> **EXERCISE GOAL**
Go through the lines below. Copy those with "right".
___ EXCERPTED RECORDS
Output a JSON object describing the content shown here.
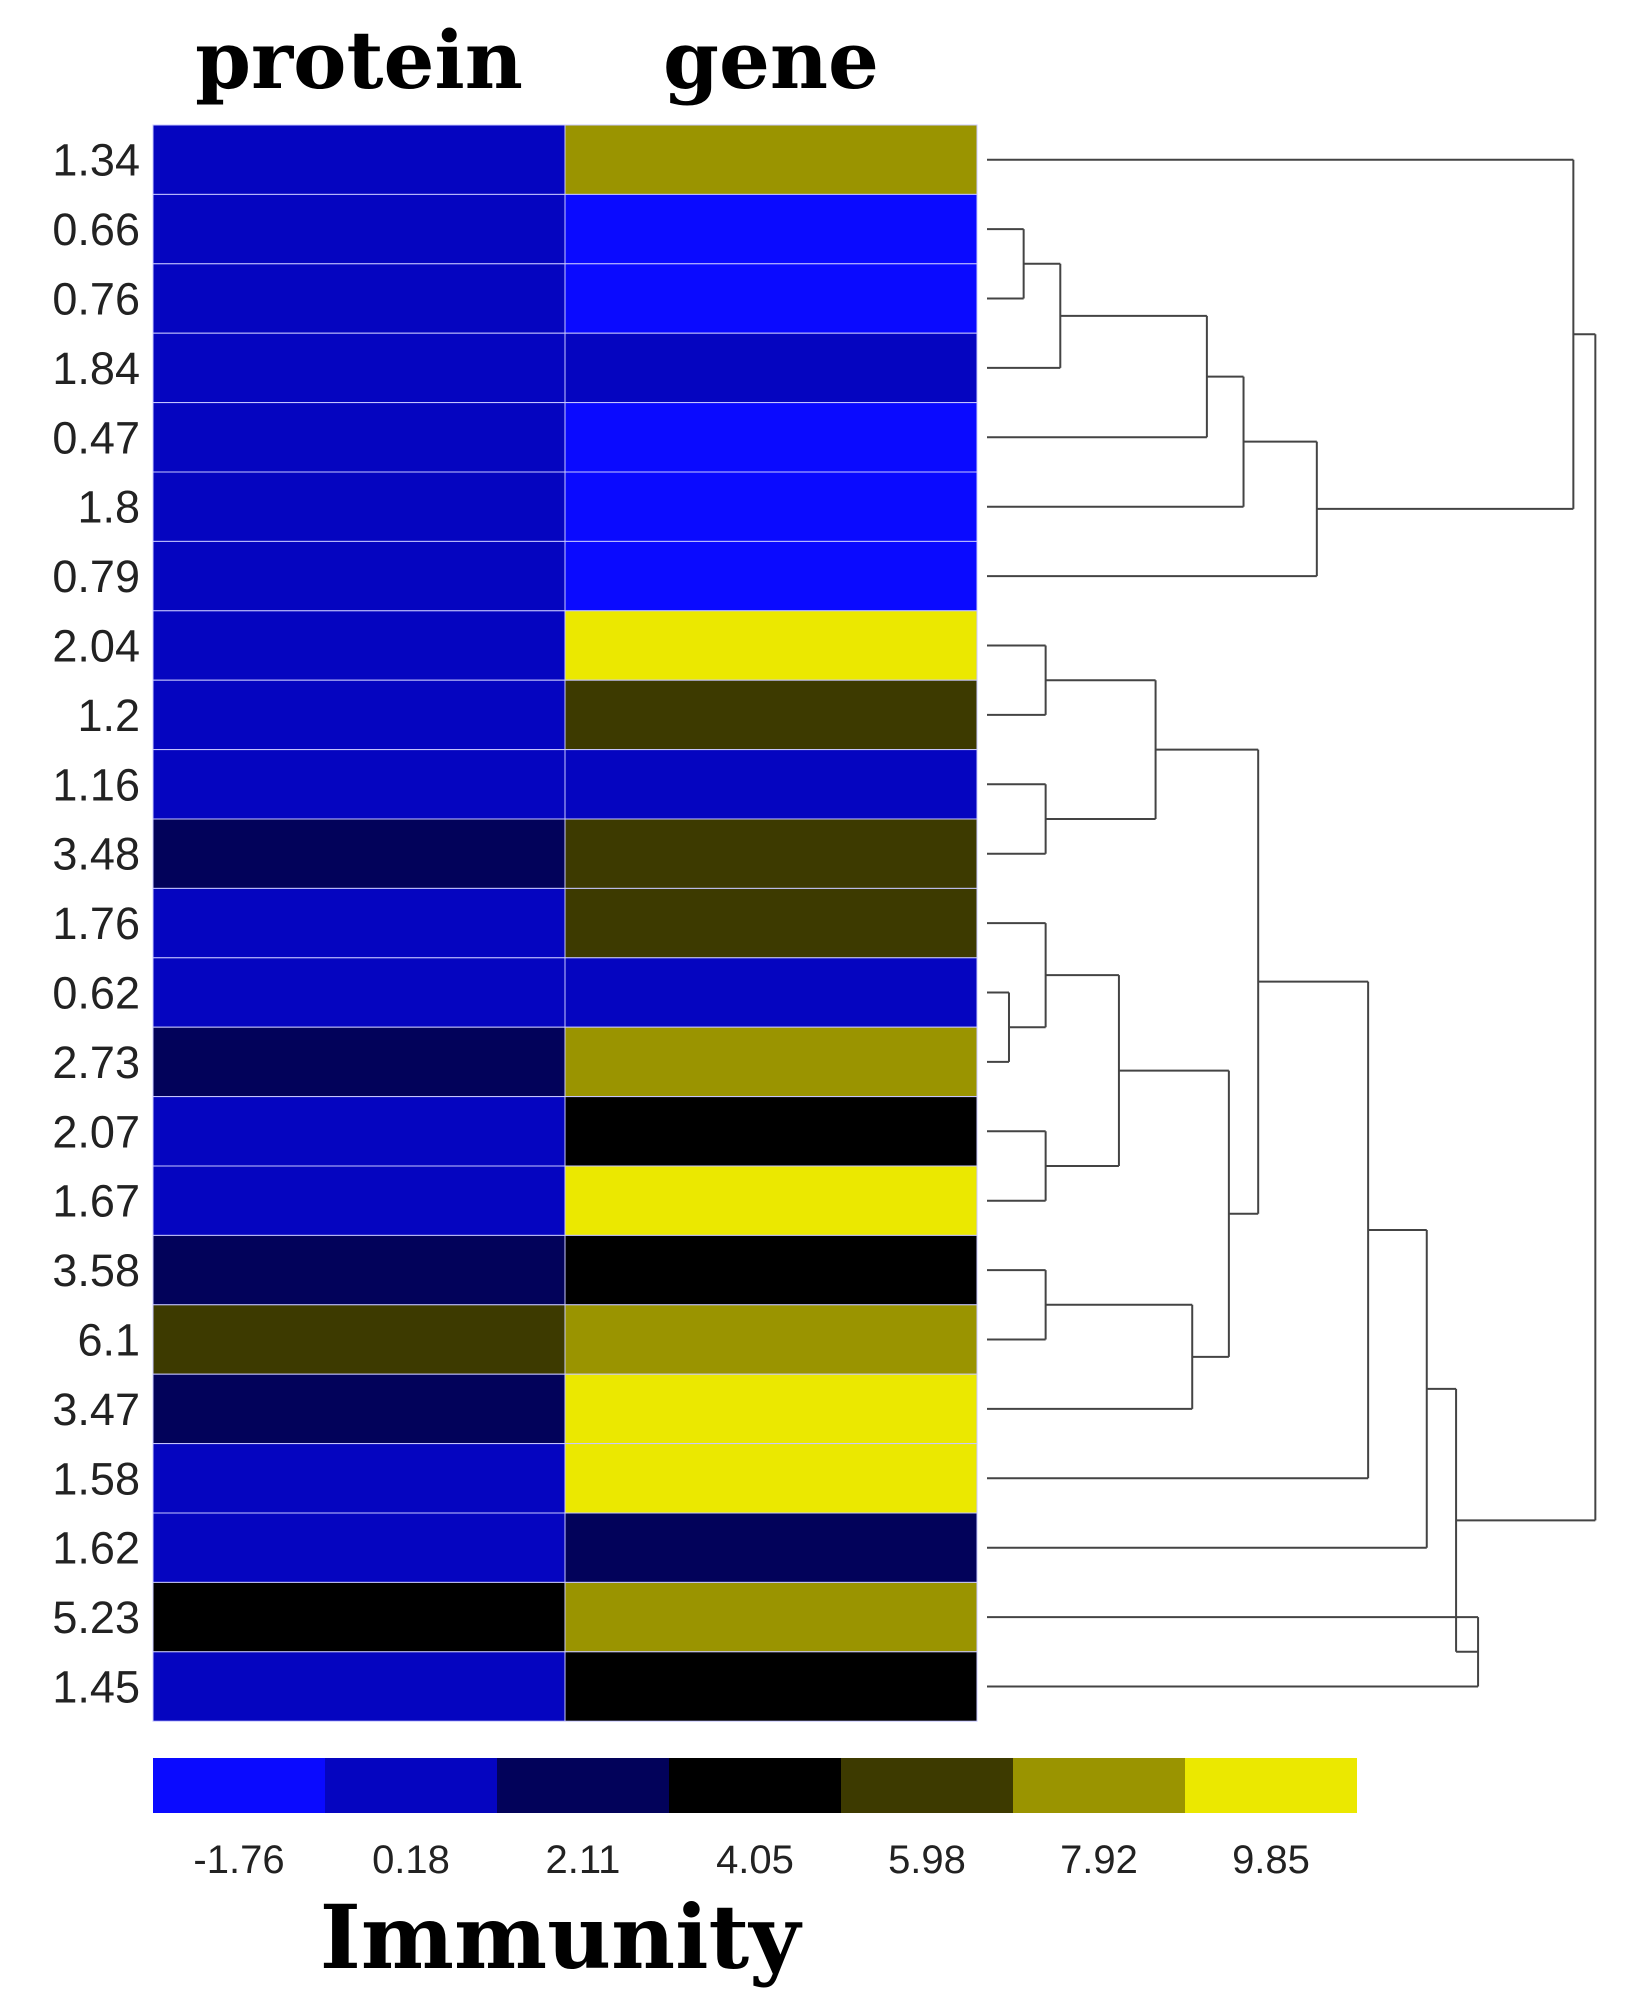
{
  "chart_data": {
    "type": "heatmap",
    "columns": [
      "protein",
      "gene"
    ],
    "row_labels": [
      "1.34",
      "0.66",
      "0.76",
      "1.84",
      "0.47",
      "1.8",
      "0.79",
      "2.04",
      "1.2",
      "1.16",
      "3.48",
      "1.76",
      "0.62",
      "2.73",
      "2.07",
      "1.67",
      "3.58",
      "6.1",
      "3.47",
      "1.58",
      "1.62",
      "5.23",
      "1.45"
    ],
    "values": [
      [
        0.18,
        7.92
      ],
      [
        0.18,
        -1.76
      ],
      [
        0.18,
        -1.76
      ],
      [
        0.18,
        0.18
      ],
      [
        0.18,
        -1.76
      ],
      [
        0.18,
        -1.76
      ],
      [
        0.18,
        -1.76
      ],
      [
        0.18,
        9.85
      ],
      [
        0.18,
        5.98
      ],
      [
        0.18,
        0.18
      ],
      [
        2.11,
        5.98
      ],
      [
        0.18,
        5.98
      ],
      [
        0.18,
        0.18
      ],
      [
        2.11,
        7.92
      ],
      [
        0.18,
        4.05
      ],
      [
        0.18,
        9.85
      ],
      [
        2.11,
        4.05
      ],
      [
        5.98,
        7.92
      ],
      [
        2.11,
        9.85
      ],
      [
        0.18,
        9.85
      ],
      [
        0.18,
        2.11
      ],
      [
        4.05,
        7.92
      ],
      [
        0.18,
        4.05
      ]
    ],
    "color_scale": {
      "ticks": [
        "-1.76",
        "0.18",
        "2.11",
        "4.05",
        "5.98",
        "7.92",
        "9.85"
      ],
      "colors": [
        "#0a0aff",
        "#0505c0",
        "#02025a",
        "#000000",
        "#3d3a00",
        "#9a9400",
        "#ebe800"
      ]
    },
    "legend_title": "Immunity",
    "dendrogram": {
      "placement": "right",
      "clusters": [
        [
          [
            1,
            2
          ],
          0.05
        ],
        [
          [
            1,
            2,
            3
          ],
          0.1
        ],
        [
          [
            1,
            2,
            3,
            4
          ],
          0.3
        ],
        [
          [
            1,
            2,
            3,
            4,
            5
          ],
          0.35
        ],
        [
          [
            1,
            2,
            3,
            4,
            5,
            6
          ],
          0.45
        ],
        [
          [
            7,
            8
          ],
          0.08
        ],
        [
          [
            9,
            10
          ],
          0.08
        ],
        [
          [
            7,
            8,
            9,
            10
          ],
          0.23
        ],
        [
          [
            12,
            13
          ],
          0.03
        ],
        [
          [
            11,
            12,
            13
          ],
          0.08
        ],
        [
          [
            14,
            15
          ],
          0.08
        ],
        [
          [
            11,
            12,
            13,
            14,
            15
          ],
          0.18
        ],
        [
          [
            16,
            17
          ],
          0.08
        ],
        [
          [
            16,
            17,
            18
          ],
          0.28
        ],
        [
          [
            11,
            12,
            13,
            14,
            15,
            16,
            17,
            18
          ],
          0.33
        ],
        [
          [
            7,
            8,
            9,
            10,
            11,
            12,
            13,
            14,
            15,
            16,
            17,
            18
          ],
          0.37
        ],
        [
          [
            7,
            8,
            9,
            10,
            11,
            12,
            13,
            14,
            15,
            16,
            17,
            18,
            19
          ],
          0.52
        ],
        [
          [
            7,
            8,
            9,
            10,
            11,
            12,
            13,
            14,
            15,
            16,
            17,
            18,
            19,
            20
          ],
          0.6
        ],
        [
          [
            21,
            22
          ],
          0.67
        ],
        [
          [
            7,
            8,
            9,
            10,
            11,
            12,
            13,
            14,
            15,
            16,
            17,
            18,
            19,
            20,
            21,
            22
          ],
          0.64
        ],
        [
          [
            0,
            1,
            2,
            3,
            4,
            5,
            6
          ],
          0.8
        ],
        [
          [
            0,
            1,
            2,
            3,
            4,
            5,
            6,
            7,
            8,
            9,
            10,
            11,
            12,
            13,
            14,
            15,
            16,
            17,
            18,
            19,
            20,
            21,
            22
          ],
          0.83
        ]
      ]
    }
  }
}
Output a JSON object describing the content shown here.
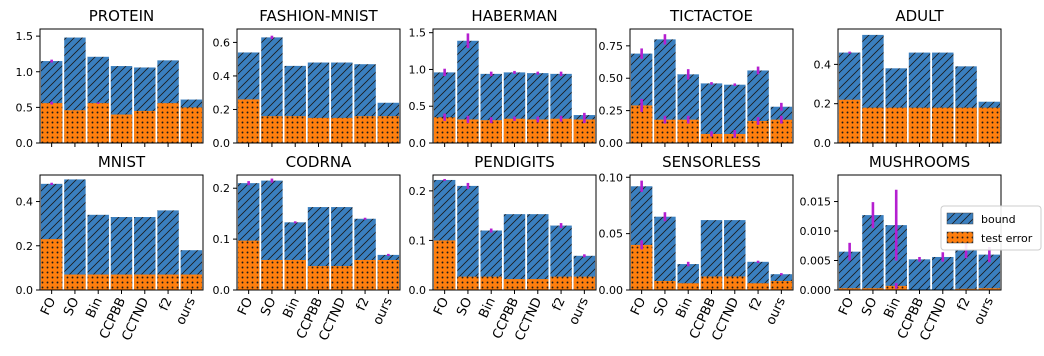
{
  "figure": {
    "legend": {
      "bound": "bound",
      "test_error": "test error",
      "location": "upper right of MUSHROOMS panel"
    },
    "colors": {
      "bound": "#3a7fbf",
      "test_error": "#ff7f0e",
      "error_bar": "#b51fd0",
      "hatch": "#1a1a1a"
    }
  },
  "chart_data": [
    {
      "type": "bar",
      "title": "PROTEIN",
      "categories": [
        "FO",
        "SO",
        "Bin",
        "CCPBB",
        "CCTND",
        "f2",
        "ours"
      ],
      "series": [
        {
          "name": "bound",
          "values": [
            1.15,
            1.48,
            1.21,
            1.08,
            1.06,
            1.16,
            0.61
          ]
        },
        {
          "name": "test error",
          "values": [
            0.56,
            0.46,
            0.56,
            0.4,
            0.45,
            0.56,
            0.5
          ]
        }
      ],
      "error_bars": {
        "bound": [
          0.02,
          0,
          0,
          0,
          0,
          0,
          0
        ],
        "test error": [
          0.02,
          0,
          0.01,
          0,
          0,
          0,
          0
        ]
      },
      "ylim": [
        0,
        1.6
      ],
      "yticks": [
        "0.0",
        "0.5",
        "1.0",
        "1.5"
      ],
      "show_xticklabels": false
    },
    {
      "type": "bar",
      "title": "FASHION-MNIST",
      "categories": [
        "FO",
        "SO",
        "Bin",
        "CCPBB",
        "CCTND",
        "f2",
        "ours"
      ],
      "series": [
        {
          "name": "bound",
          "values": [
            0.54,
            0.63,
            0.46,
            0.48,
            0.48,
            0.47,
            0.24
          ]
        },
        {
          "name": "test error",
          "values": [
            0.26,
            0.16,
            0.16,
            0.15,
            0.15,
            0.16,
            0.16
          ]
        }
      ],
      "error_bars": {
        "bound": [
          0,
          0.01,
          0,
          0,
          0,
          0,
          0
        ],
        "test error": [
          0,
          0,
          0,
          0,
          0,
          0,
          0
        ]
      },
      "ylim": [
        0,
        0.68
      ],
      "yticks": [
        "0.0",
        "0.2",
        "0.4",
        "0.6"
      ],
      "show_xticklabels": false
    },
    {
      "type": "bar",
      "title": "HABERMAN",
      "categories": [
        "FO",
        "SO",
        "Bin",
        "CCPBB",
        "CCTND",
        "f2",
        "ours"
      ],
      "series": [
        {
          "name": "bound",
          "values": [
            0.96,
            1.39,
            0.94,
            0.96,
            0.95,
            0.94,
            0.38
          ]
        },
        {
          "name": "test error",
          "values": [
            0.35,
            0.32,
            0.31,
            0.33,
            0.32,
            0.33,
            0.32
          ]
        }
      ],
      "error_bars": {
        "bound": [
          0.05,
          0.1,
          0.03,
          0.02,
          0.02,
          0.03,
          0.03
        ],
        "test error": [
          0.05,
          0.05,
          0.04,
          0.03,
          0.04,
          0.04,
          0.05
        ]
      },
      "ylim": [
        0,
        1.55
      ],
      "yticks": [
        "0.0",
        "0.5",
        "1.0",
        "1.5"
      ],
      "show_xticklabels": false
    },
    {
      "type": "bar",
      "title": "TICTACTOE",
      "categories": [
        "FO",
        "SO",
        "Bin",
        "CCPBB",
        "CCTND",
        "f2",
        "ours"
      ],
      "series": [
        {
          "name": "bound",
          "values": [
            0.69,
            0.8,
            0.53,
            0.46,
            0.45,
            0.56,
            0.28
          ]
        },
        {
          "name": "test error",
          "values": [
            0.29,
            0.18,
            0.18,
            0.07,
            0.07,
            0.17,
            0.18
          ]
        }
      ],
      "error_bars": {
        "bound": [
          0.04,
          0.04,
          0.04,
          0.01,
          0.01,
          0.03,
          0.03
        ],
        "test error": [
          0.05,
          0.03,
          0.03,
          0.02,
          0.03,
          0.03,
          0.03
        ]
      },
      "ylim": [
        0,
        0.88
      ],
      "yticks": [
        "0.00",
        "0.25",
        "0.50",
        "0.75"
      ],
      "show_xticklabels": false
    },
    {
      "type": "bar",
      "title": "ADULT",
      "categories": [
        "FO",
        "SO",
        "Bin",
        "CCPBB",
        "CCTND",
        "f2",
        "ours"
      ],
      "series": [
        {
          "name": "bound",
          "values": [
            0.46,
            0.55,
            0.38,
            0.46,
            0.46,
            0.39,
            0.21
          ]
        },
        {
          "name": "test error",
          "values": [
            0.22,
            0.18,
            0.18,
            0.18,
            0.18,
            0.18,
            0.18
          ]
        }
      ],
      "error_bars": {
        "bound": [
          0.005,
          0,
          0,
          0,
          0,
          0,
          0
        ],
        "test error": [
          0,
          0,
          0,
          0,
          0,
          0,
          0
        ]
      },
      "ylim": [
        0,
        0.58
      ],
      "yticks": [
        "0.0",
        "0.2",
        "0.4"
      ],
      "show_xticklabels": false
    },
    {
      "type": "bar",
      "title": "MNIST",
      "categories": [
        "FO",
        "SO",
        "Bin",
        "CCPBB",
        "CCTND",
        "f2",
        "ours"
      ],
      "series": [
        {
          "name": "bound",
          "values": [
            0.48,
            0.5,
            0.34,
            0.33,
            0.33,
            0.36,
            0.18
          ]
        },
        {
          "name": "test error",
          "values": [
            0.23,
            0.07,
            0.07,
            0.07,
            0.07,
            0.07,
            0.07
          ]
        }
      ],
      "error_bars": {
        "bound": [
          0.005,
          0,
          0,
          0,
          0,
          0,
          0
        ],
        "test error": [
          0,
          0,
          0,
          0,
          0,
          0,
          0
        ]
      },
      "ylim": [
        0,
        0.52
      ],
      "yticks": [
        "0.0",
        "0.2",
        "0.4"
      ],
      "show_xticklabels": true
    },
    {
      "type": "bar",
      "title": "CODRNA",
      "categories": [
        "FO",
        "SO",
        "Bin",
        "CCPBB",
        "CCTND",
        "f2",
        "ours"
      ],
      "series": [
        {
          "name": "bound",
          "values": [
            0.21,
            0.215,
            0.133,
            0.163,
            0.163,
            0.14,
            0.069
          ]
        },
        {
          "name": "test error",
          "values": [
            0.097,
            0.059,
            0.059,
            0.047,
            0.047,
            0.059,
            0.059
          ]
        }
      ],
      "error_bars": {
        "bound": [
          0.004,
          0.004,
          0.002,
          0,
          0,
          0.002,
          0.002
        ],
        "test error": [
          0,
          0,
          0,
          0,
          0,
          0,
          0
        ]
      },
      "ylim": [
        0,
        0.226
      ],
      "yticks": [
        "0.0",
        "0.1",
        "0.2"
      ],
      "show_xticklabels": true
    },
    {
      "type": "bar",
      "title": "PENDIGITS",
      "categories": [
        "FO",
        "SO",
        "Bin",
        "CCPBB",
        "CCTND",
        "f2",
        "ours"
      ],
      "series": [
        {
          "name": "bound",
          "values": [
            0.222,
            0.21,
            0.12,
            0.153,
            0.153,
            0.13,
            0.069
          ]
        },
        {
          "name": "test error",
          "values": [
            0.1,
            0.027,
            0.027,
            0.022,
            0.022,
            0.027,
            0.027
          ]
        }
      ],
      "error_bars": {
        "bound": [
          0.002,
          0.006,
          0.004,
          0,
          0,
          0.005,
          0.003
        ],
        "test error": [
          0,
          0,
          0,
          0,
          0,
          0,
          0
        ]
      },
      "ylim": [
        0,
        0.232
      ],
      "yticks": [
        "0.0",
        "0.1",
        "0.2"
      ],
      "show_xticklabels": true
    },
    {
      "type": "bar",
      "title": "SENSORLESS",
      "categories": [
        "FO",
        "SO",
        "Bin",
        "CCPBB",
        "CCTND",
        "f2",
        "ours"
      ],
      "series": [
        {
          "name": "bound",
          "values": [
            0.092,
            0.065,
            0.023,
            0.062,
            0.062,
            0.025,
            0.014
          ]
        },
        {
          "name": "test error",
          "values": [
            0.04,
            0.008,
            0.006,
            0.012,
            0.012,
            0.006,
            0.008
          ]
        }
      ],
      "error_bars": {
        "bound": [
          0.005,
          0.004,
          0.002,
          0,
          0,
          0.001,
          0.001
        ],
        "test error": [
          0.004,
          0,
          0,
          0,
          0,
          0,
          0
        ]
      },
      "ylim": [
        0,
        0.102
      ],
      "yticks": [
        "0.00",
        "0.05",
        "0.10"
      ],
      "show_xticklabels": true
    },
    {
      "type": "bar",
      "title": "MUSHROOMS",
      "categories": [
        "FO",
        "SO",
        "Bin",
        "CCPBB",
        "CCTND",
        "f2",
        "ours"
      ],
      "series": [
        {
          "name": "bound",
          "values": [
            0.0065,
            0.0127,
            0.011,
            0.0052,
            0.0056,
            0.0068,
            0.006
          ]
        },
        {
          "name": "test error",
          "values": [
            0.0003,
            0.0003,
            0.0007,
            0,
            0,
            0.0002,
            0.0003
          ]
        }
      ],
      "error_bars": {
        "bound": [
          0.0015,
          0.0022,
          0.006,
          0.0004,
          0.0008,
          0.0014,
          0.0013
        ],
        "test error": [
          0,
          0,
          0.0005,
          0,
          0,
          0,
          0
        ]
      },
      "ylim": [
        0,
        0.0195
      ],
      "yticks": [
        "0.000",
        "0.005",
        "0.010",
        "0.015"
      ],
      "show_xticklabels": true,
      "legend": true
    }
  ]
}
______
> **WORKED SOLUTION**
      "placement": "right",
      "location": "upper right of MUSHROOMS panel"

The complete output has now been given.